Copy out all the records below, replacing every "arrowhead-bullet-icon" with "bullet-arrow" and keeping everything else the same. Leave the pictures out.

####

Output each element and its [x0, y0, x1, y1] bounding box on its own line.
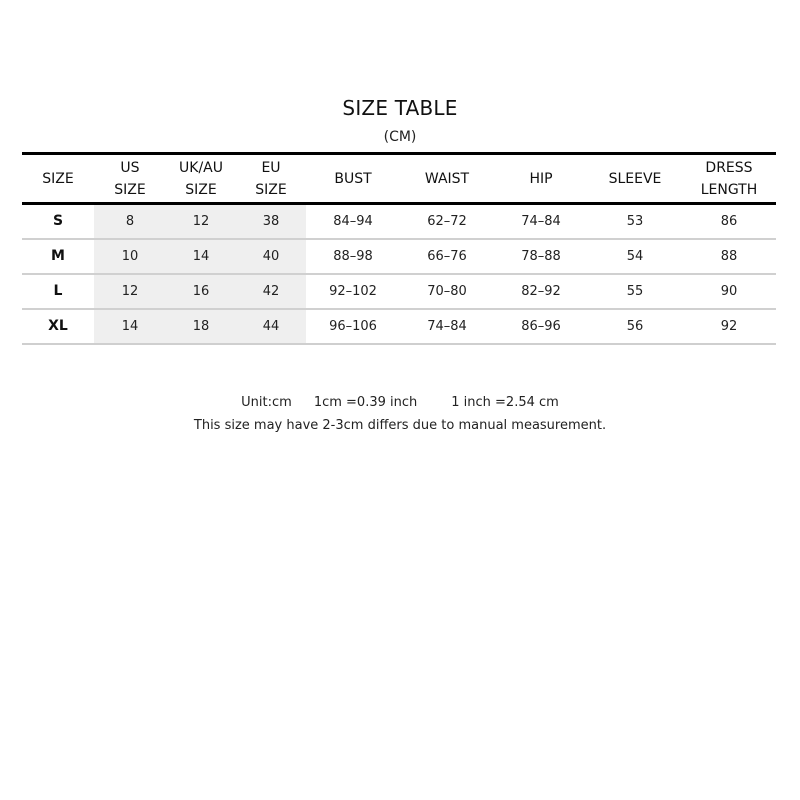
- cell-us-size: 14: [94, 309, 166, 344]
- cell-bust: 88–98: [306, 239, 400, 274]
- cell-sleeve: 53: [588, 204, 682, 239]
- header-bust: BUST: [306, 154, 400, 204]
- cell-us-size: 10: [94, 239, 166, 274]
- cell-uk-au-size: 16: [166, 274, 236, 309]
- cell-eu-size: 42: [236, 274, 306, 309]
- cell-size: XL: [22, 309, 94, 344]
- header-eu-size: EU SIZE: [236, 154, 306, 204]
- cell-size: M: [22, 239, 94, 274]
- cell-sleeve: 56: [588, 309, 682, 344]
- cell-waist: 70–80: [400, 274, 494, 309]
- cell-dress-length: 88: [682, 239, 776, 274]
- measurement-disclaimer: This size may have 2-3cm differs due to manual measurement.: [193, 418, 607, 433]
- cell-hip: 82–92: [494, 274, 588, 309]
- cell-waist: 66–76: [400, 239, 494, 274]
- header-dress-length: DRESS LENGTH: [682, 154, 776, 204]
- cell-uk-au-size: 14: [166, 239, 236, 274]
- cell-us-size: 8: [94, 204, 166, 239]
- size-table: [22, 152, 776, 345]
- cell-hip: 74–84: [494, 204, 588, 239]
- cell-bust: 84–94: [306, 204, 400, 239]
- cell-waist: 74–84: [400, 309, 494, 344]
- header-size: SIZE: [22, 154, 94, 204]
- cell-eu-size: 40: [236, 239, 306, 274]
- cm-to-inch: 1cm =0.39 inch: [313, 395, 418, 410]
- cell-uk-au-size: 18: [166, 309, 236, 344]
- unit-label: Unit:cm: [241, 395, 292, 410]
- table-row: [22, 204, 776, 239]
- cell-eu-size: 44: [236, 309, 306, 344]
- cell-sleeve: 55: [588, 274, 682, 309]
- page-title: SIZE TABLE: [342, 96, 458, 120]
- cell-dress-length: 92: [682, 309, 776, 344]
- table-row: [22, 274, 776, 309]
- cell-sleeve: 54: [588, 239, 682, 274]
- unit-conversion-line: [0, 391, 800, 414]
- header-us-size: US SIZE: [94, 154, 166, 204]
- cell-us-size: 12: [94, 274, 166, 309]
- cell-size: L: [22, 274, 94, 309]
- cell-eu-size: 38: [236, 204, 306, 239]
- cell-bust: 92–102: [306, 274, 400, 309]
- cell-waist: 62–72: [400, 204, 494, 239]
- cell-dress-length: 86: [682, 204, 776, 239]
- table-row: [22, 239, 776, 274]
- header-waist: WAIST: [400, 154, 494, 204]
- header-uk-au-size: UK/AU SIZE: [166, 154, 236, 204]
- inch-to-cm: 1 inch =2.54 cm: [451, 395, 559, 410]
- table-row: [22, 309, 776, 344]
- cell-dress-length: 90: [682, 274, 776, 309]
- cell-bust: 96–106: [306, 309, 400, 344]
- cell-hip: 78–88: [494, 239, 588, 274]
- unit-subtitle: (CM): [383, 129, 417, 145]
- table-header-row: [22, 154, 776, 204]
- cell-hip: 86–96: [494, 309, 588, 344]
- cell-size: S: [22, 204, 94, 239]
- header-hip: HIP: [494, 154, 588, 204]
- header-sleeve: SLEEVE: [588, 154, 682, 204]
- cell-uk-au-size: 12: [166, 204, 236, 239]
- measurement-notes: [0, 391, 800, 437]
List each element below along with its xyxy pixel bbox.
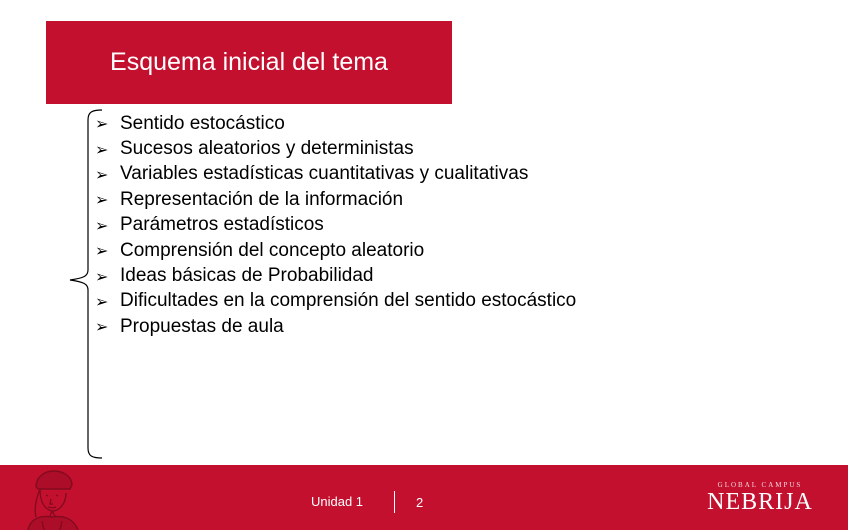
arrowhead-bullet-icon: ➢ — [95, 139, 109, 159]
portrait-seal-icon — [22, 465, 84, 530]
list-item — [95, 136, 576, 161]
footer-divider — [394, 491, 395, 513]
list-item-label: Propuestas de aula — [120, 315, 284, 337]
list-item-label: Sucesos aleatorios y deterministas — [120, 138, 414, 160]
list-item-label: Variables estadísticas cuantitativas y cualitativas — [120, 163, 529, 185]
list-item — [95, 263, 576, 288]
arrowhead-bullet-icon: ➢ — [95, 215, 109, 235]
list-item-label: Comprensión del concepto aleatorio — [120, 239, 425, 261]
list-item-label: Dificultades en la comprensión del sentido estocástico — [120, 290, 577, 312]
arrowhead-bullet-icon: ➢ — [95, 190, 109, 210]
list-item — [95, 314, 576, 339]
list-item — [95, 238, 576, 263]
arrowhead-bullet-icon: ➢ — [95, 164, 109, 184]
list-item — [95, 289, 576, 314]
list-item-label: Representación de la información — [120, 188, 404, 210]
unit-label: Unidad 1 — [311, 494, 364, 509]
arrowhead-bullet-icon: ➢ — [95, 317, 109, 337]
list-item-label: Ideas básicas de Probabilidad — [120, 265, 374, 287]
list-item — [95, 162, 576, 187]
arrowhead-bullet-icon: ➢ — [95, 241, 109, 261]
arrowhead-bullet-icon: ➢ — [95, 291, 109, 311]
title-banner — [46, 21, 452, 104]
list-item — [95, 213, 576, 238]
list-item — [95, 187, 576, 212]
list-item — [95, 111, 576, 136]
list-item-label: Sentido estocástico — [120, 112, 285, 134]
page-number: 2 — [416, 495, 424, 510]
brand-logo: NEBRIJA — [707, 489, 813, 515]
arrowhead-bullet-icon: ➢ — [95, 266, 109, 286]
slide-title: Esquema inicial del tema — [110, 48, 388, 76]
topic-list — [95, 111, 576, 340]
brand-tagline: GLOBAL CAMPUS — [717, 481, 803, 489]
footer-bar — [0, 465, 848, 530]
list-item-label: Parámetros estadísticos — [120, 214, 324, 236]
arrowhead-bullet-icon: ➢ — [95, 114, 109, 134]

####

## RESPONSE TO THIS TASK
Output each element and its [x0, y0, x1, y1] bounding box on its own line.
- cell-us-size: 14: [94, 309, 166, 344]
- cell-bust: 88–98: [306, 239, 400, 274]
- cell-sleeve: 53: [588, 204, 682, 239]
- header-bust: BUST: [306, 154, 400, 204]
- cell-us-size: 10: [94, 239, 166, 274]
- cell-uk-au-size: 16: [166, 274, 236, 309]
- cell-eu-size: 42: [236, 274, 306, 309]
- cell-size: XL: [22, 309, 94, 344]
- header-eu-size: EU SIZE: [236, 154, 306, 204]
- cell-size: M: [22, 239, 94, 274]
- cell-sleeve: 56: [588, 309, 682, 344]
- cell-waist: 70–80: [400, 274, 494, 309]
- cell-dress-length: 88: [682, 239, 776, 274]
- measurement-disclaimer: This size may have 2-3cm differs due to manual measurement.: [193, 418, 607, 433]
- cell-hip: 82–92: [494, 274, 588, 309]
- cell-waist: 66–76: [400, 239, 494, 274]
- header-dress-length: DRESS LENGTH: [682, 154, 776, 204]
- cell-uk-au-size: 14: [166, 239, 236, 274]
- cell-us-size: 8: [94, 204, 166, 239]
- size-table: [22, 152, 776, 345]
- cell-hip: 74–84: [494, 204, 588, 239]
- cell-bust: 84–94: [306, 204, 400, 239]
- cell-waist: 74–84: [400, 309, 494, 344]
- header-size: SIZE: [22, 154, 94, 204]
- cell-eu-size: 40: [236, 239, 306, 274]
- cm-to-inch: 1cm =0.39 inch: [313, 395, 418, 410]
- cell-uk-au-size: 18: [166, 309, 236, 344]
- unit-label: Unit:cm: [241, 395, 292, 410]
- table-row: [22, 204, 776, 239]
- cell-eu-size: 44: [236, 309, 306, 344]
- cell-sleeve: 55: [588, 274, 682, 309]
- page-title: SIZE TABLE: [342, 96, 458, 120]
- cell-dress-length: 92: [682, 309, 776, 344]
- table-row: [22, 274, 776, 309]
- cell-sleeve: 54: [588, 239, 682, 274]
- unit-conversion-line: [0, 391, 800, 414]
- header-us-size: US SIZE: [94, 154, 166, 204]
- cell-us-size: 12: [94, 274, 166, 309]
- cell-size: L: [22, 274, 94, 309]
- cell-eu-size: 38: [236, 204, 306, 239]
- cell-bust: 92–102: [306, 274, 400, 309]
- cell-waist: 62–72: [400, 204, 494, 239]
- cell-dress-length: 86: [682, 204, 776, 239]
- table-row: [22, 239, 776, 274]
- header-waist: WAIST: [400, 154, 494, 204]
- header-uk-au-size: UK/AU SIZE: [166, 154, 236, 204]
- inch-to-cm: 1 inch =2.54 cm: [451, 395, 559, 410]
- table-row: [22, 309, 776, 344]
- cell-dress-length: 90: [682, 274, 776, 309]
- cell-bust: 96–106: [306, 309, 400, 344]
- cell-hip: 78–88: [494, 239, 588, 274]
- unit-subtitle: (CM): [383, 129, 417, 145]
- table-header-row: [22, 154, 776, 204]
- cell-hip: 86–96: [494, 309, 588, 344]
- cell-size: S: [22, 204, 94, 239]
- header-hip: HIP: [494, 154, 588, 204]
- header-sleeve: SLEEVE: [588, 154, 682, 204]
- cell-uk-au-size: 12: [166, 204, 236, 239]
- measurement-notes: [0, 391, 800, 437]
List each element below along with its xyxy pixel bbox.
bullet-arrow: ➢ — [95, 139, 109, 159]
portrait-seal-icon — [22, 465, 84, 530]
list-item — [95, 136, 576, 161]
footer-divider — [394, 491, 395, 513]
list-item-label: Propuestas de aula — [120, 315, 284, 337]
list-item-label: Sucesos aleatorios y deterministas — [120, 138, 414, 160]
list-item-label: Variables estadísticas cuantitativas y cualitativas — [120, 163, 529, 185]
list-item — [95, 263, 576, 288]
bullet-arrow: ➢ — [95, 215, 109, 235]
list-item-label: Comprensión del concepto aleatorio — [120, 239, 425, 261]
list-item-label: Dificultades en la comprensión del sentido estocástico — [120, 290, 577, 312]
bullet-arrow: ➢ — [95, 190, 109, 210]
list-item — [95, 314, 576, 339]
list-item — [95, 238, 576, 263]
bullet-arrow: ➢ — [95, 164, 109, 184]
list-item — [95, 289, 576, 314]
list-item-label: Representación de la información — [120, 188, 404, 210]
unit-label: Unidad 1 — [311, 494, 364, 509]
bullet-arrow: ➢ — [95, 317, 109, 337]
list-item-label: Ideas básicas de Probabilidad — [120, 265, 374, 287]
list-item — [95, 162, 576, 187]
bullet-arrow: ➢ — [95, 241, 109, 261]
bullet-arrow: ➢ — [95, 291, 109, 311]
title-banner — [46, 21, 452, 104]
list-item — [95, 213, 576, 238]
list-item — [95, 187, 576, 212]
list-item — [95, 111, 576, 136]
list-item-label: Sentido estocástico — [120, 112, 285, 134]
page-number: 2 — [416, 495, 424, 510]
brand-logo: NEBRIJA — [707, 489, 813, 515]
bullet-arrow: ➢ — [95, 266, 109, 286]
slide-title: Esquema inicial del tema — [110, 48, 388, 76]
topic-list — [95, 111, 576, 340]
brand-tagline: GLOBAL CAMPUS — [717, 481, 803, 489]
footer-bar — [0, 465, 848, 530]
list-item-label: Parámetros estadísticos — [120, 214, 324, 236]
bullet-arrow: ➢ — [95, 114, 109, 134]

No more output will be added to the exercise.